Print out each record below, unaltered and complete, without its images.
— START OF Provided records —
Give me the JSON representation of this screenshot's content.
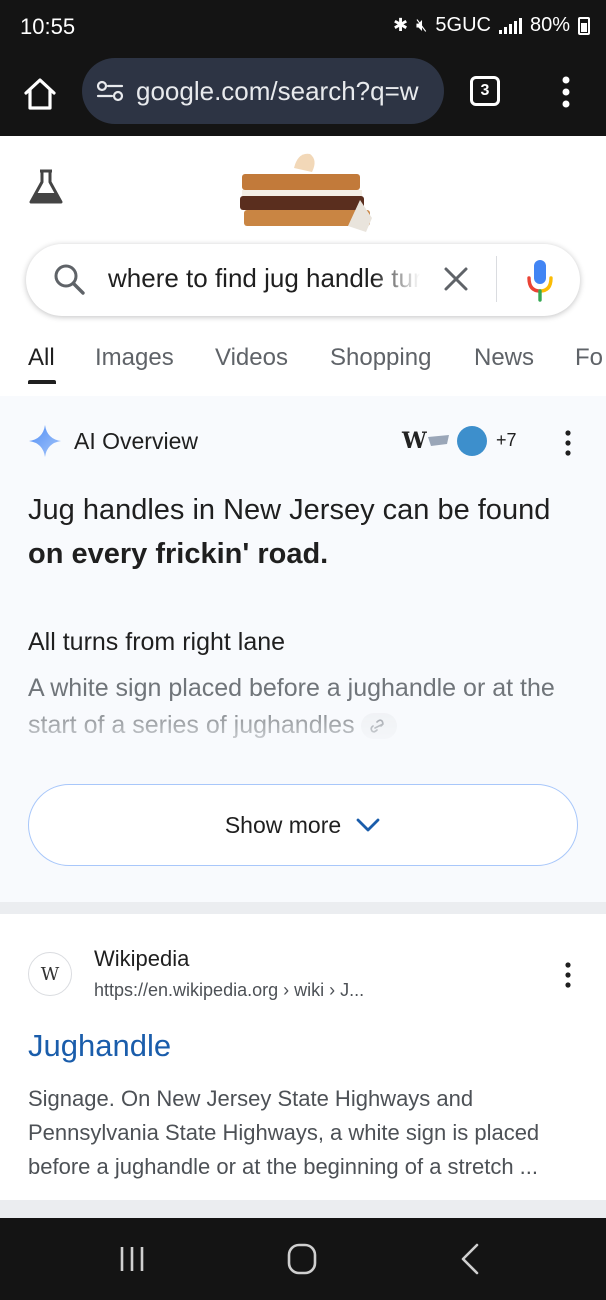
{
  "status_bar": {
    "time": "10:55",
    "network": "5GUC",
    "battery": "80%"
  },
  "browser": {
    "url": "google.com/search?q=w",
    "tab_count": "3"
  },
  "search": {
    "query": "where to find jug handle turns"
  },
  "tabs": [
    {
      "label": "All"
    },
    {
      "label": "Images"
    },
    {
      "label": "Videos"
    },
    {
      "label": "Shopping"
    },
    {
      "label": "News"
    },
    {
      "label": "Fo"
    }
  ],
  "ai_overview": {
    "title": "AI Overview",
    "source_logo_text": "W",
    "more_sources": "+7",
    "answer_plain": "Jug handles in New Jersey can be found ",
    "answer_bold": "on every frickin' road.",
    "subheading": "All turns from right lane",
    "detail": "A white sign placed before a jughandle or at the start of a series of jughandles",
    "show_more": "Show more"
  },
  "result": {
    "favicon_text": "W",
    "site_name": "Wikipedia",
    "url": "https://en.wikipedia.org › wiki › J...",
    "title": "Jughandle",
    "snippet": "Signage. On New Jersey State Highways and Pennsylvania State Highways, a white sign is placed before a jughandle or at the beginning of a stretch ..."
  },
  "colors": {
    "browser_chrome": "#141414",
    "url_pill": "#2d3444",
    "link_blue": "#1a5dab",
    "ai_panel_bg": "#f8fafd",
    "show_more_border": "#a8c7fa"
  }
}
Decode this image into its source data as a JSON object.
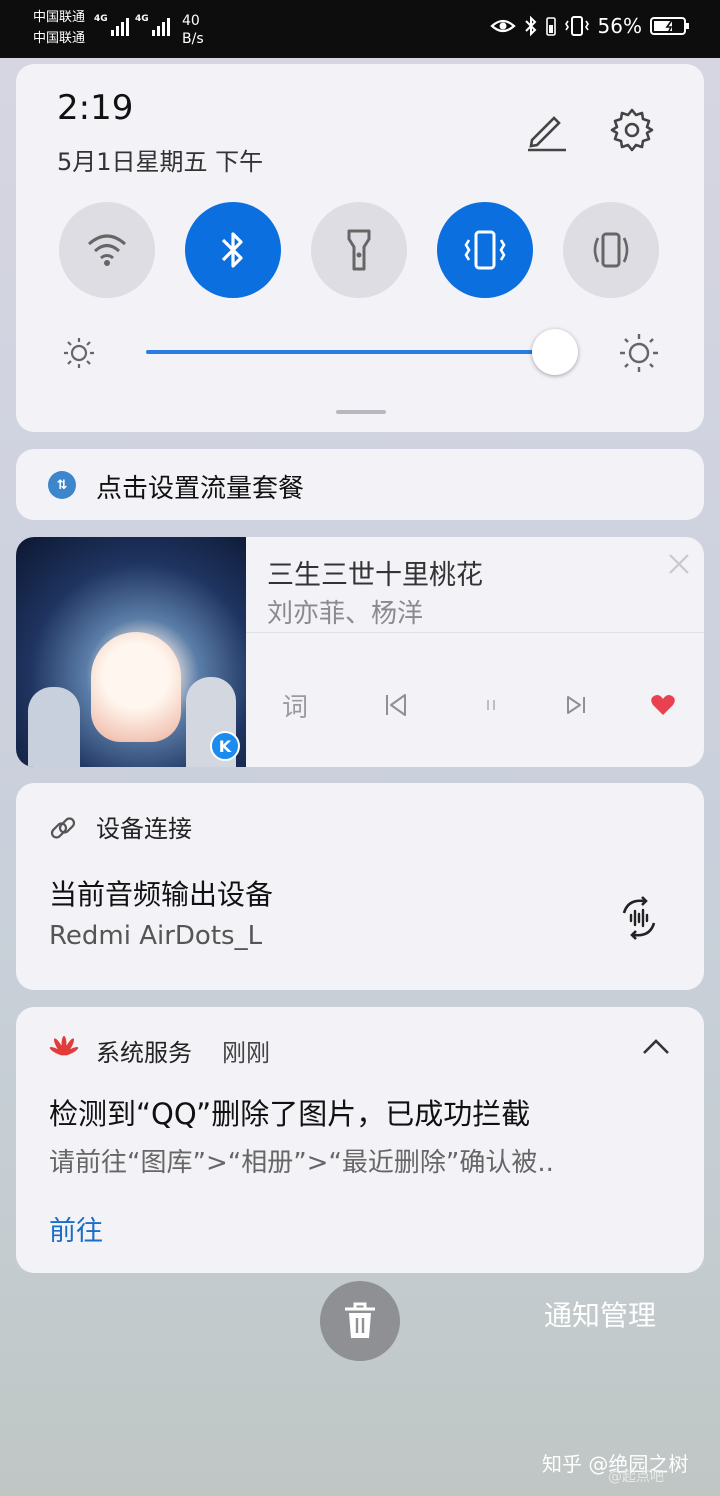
— END OF Provided records —
● **Expected answer**:
Give me the JSON representation of this screenshot's content.
{
  "status_bar": {
    "time": "10:55",
    "network": "5GUC",
    "battery": "80%"
  },
  "browser": {
    "url": "google.com/search?q=w",
    "tab_count": "3"
  },
  "search": {
    "query": "where to find jug handle turns"
  },
  "tabs": [
    {
      "label": "All"
    },
    {
      "label": "Images"
    },
    {
      "label": "Videos"
    },
    {
      "label": "Shopping"
    },
    {
      "label": "News"
    },
    {
      "label": "Fo"
    }
  ],
  "ai_overview": {
    "title": "AI Overview",
    "source_logo_text": "W",
    "more_sources": "+7",
    "answer_plain": "Jug handles in New Jersey can be found ",
    "answer_bold": "on every frickin' road.",
    "subheading": "All turns from right lane",
    "detail": "A white sign placed before a jughandle or at the start of a series of jughandles",
    "show_more": "Show more"
  },
  "result": {
    "favicon_text": "W",
    "site_name": "Wikipedia",
    "url": "https://en.wikipedia.org › wiki › J...",
    "title": "Jughandle",
    "snippet": "Signage. On New Jersey State Highways and Pennsylvania State Highways, a white sign is placed before a jughandle or at the beginning of a stretch ..."
  },
  "colors": {
    "browser_chrome": "#141414",
    "url_pill": "#2d3444",
    "link_blue": "#1a5dab",
    "ai_panel_bg": "#f8fafd",
    "show_more_border": "#a8c7fa"
  }
}
Decode this image into its source data as a JSON object.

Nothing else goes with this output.